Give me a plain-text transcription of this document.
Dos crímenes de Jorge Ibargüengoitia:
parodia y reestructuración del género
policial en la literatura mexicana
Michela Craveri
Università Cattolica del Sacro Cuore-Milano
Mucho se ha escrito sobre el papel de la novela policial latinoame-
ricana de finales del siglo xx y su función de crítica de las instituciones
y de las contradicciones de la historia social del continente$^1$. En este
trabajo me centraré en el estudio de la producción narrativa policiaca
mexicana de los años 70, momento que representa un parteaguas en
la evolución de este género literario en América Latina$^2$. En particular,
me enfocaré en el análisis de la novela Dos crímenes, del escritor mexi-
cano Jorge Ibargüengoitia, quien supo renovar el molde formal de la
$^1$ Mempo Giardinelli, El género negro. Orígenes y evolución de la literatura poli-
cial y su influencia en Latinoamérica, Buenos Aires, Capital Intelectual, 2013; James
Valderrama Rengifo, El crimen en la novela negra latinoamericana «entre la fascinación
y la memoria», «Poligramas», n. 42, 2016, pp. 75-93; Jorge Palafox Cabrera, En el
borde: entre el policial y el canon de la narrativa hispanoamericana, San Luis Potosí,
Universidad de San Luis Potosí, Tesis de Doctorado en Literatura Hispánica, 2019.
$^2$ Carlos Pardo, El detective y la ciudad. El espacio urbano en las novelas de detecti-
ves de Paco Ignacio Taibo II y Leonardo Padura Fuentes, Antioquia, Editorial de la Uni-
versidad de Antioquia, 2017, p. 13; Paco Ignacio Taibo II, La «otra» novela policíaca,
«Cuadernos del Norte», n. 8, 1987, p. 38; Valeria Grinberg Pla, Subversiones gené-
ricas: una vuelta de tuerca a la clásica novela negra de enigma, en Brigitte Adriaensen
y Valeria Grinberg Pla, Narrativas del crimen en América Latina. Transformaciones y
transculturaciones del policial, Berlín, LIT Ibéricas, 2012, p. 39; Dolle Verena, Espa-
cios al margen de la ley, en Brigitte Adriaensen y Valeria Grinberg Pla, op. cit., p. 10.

■ ■ ■ ■

** WHAT YOU ARE ASKED TO DO **
The lines in the entries above that carry the word "Ignacio" must be copied.

** ANSWER BOX **
ves de Paco Ignacio Taibo II y Leonardo Padura Fuentes, Antioquia, Editorial de la Uni-
versidad de Antioquia, 2017, p. 13; Paco Ignacio Taibo II, La «otra» novela policíaca,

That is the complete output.